Rows from a dataset
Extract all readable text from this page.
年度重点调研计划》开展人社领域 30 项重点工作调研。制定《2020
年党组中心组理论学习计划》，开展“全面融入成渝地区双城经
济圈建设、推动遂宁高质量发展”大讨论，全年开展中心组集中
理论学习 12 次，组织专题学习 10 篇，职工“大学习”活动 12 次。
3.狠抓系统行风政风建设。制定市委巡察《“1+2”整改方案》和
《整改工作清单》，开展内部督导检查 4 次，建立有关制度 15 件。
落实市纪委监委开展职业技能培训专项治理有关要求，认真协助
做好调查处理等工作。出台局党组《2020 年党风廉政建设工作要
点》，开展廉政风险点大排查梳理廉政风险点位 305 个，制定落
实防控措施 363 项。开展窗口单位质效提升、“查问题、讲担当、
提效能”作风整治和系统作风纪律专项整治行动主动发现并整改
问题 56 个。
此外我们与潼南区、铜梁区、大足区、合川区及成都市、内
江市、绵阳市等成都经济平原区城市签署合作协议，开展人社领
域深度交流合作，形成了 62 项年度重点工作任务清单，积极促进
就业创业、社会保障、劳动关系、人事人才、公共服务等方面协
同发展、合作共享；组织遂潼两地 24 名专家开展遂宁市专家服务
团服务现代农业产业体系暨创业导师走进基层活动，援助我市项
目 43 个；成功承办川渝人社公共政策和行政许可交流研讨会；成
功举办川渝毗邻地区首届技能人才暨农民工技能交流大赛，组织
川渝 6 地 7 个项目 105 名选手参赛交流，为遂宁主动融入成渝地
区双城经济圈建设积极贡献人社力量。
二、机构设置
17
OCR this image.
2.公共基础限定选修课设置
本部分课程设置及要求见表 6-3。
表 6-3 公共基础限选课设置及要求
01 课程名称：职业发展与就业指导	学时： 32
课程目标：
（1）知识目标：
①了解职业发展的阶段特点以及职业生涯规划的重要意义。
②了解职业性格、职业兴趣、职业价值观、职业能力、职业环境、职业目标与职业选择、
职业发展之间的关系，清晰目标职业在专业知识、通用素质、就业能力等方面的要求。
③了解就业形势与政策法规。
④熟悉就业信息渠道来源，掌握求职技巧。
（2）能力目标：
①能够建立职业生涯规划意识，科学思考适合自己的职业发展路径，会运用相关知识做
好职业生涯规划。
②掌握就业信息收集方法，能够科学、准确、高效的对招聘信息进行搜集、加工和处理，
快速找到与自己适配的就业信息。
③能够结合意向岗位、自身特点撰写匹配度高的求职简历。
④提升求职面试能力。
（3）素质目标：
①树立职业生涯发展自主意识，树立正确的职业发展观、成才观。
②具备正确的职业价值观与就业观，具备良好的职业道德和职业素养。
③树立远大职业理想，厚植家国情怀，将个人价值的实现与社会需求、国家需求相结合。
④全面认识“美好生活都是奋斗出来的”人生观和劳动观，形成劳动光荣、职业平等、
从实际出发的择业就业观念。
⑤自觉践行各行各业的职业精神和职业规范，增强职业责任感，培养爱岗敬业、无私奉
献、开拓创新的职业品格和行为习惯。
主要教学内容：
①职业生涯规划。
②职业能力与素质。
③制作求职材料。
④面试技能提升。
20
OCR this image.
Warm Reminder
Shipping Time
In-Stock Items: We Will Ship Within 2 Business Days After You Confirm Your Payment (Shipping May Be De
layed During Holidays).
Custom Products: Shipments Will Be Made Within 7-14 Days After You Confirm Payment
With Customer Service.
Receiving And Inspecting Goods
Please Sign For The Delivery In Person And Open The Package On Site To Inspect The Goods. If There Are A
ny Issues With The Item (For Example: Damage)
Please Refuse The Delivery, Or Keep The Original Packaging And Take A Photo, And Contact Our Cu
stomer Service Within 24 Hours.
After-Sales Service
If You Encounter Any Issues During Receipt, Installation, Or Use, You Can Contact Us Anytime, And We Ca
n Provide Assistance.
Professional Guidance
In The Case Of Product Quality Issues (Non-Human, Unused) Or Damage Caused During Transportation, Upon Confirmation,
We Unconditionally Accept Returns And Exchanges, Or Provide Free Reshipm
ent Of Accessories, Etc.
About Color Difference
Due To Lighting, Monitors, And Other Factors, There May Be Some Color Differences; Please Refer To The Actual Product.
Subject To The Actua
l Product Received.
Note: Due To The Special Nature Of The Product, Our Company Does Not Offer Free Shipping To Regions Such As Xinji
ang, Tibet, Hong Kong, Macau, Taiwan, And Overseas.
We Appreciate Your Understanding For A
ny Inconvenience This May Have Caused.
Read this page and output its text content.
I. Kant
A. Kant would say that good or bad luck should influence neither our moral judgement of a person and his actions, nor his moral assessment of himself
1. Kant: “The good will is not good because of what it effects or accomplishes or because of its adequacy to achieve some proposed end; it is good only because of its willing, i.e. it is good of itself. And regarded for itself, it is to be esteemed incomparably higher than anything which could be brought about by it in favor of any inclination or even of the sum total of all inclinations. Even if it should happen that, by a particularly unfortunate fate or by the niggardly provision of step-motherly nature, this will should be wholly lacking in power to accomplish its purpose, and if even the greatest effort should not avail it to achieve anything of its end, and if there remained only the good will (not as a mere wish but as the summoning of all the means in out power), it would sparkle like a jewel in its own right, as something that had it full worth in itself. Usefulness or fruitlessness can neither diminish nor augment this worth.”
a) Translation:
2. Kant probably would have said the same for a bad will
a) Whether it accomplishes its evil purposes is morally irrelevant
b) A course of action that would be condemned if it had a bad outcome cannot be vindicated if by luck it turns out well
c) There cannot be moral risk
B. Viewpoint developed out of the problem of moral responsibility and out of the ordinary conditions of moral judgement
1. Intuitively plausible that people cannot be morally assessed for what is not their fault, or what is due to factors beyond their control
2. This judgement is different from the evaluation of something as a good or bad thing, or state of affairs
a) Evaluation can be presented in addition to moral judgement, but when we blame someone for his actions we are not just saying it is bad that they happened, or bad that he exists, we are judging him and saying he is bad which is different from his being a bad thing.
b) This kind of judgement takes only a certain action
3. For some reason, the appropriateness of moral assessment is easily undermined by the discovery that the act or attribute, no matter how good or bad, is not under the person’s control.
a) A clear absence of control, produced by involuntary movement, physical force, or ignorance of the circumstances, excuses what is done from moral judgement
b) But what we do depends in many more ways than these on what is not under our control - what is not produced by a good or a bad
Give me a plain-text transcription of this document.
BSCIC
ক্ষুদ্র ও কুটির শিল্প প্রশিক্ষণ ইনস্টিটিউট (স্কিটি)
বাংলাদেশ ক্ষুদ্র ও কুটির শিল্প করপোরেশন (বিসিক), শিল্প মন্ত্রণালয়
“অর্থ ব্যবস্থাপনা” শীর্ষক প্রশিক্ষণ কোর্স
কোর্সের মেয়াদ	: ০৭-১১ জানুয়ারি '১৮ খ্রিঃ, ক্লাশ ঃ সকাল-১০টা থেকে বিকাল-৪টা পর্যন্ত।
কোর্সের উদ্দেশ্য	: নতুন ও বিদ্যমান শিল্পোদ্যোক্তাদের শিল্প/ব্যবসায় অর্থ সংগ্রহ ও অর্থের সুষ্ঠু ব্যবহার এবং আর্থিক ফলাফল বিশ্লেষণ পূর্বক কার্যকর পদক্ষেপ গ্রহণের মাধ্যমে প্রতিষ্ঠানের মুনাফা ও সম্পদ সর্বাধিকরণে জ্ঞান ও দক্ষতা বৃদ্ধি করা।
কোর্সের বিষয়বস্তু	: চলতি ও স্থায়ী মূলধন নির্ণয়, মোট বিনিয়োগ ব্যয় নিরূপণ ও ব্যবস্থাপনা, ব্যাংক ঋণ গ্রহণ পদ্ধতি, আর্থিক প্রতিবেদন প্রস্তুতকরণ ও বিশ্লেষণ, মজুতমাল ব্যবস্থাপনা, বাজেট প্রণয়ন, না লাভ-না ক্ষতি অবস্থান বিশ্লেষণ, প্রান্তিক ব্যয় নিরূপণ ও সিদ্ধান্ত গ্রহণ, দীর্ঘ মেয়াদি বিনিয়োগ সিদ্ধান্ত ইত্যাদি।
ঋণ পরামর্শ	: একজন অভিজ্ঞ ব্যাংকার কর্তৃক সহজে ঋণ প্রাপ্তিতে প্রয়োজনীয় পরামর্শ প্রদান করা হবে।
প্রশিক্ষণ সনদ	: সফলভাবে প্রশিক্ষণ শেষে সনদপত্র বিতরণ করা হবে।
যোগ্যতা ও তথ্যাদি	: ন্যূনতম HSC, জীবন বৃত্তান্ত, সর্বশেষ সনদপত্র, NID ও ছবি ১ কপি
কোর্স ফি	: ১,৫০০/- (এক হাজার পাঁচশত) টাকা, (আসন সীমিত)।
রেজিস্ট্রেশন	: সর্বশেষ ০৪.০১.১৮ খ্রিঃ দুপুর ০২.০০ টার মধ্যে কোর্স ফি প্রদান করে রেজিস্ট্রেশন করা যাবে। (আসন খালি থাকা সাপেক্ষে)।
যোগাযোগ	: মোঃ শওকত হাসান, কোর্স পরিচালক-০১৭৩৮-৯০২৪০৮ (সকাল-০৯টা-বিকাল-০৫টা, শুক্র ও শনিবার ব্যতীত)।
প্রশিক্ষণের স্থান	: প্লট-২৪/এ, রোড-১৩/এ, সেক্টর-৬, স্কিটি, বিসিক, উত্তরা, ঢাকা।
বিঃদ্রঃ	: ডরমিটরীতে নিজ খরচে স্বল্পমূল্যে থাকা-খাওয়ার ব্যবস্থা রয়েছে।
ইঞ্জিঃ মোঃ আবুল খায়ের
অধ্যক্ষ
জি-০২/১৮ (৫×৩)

(GIVEN REQUEST): Copy out all lines that carry the word "Free".

(SOLUTION TO THIS TASK):
We Unconditionally Accept Returns And Exchanges, Or Provide Free Reshipm
Note: Due To The Special Nature Of The Product, Our Company Does Not Offer Free Shipping To Regions Such As Xinji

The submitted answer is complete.